EXERCISE
Could you transcribe the material below exactly, without leaving out a single line?

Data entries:
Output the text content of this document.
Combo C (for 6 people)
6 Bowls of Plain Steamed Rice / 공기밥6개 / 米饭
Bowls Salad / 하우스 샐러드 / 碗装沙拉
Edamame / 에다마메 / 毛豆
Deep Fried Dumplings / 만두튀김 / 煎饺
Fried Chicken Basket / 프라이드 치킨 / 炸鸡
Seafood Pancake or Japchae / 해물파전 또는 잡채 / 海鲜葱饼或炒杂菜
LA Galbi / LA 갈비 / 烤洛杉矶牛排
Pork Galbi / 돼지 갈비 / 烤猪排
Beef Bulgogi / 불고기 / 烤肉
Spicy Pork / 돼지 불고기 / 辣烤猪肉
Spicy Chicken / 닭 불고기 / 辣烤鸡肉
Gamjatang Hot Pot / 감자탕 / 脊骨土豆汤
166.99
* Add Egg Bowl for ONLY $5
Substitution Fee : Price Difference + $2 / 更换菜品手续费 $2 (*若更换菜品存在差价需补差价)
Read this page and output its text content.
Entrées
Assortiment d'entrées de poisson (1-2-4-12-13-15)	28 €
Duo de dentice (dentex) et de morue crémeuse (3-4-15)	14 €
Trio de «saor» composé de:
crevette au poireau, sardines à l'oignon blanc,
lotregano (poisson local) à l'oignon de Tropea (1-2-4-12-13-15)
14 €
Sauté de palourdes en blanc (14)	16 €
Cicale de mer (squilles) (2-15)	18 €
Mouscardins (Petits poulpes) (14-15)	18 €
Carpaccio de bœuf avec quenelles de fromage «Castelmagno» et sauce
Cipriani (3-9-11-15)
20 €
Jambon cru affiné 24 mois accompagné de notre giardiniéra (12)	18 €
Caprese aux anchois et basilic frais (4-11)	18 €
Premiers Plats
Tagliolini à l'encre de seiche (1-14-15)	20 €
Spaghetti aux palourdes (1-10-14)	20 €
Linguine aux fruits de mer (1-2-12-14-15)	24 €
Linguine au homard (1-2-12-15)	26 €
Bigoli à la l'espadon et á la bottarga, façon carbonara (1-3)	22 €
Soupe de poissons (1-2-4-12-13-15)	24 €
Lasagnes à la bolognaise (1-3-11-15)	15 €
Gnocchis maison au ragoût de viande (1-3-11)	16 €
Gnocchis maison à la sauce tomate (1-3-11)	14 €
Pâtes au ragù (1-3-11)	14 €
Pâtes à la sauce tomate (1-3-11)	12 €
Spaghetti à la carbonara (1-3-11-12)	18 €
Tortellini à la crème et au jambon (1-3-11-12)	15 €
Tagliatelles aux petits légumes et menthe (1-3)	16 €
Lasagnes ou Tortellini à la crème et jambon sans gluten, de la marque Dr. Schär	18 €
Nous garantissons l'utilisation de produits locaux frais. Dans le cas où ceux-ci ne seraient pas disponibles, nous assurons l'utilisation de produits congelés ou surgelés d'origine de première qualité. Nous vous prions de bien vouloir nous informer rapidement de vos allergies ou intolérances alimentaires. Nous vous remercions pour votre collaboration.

ANSWER FOR THIS EXERCISE
Output the text content of this document.
Combo C (for 6 people)
6 Bowls of Plain Steamed Rice / 공기밥6개 / 米饭
Bowls Salad / 하우스 샐러드 / 碗装沙拉
Edamame / 에다마메 / 毛豆
Deep Fried Dumplings / 만두튀김 / 煎饺
Fried Chicken Basket / 프라이드 치킨 / 炸鸡
Seafood Pancake or Japchae / 해물파전 또는 잡채 / 海鲜葱饼或炒杂菜
LA Galbi / LA 갈비 / 烤洛杉矶牛排
Pork Galbi / 돼지 갈비 / 烤猪排
Beef Bulgogi / 불고기 / 烤肉
Spicy Pork / 돼지 불고기 / 辣烤猪肉
Spicy Chicken / 닭 불고기 / 辣烤鸡肉
Gamjatang Hot Pot / 감자탕 / 脊骨土豆汤
166.99
* Add Egg Bowl for ONLY $5
Substitution Fee : Price Difference + $2 / 更换菜品手续费 $2 (*若更换菜品存在差价需补差价)
Read this page and output its text content.
Entrées
Assortiment d'entrées de poisson (1-2-4-12-13-15)	28 €
Duo de dentice (dentex) et de morue crémeuse (3-4-15)	14 €
Trio de «saor» composé de:
crevette au poireau, sardines à l'oignon blanc,
lotregano (poisson local) à l'oignon de Tropea (1-2-4-12-13-15)
14 €
Sauté de palourdes en blanc (14)	16 €
Cicale de mer (squilles) (2-15)	18 €
Mouscardins (Petits poulpes) (14-15)	18 €
Carpaccio de bœuf avec quenelles de fromage «Castelmagno» et sauce
Cipriani (3-9-11-15)
20 €
Jambon cru affiné 24 mois accompagné de notre giardiniéra (12)	18 €
Caprese aux anchois et basilic frais (4-11)	18 €
Premiers Plats
Tagliolini à l'encre de seiche (1-14-15)	20 €
Spaghetti aux palourdes (1-10-14)	20 €
Linguine aux fruits de mer (1-2-12-14-15)	24 €
Linguine au homard (1-2-12-15)	26 €
Bigoli à la l'espadon et á la bottarga, façon carbonara (1-3)	22 €
Soupe de poissons (1-2-4-12-13-15)	24 €
Lasagnes à la bolognaise (1-3-11-15)	15 €
Gnocchis maison au ragoût de viande (1-3-11)	16 €
Gnocchis maison à la sauce tomate (1-3-11)	14 €
Pâtes au ragù (1-3-11)	14 €
Pâtes à la sauce tomate (1-3-11)	12 €
Spaghetti à la carbonara (1-3-11-12)	18 €
Tortellini à la crème et au jambon (1-3-11-12)	15 €
Tagliatelles aux petits légumes et menthe (1-3)	16 €
Lasagnes ou Tortellini à la crème et jambon sans gluten, de la marque Dr. Schär	18 €
Nous garantissons l'utilisation de produits locaux frais. Dans le cas où ceux-ci ne seraient pas disponibles, nous assurons l'utilisation de produits congelés ou surgelés d'origine de première qualité. Nous vous prions de bien vouloir nous informer rapidement de vos allergies ou intolérances alimentaires. Nous vous remercions pour votre collaboration.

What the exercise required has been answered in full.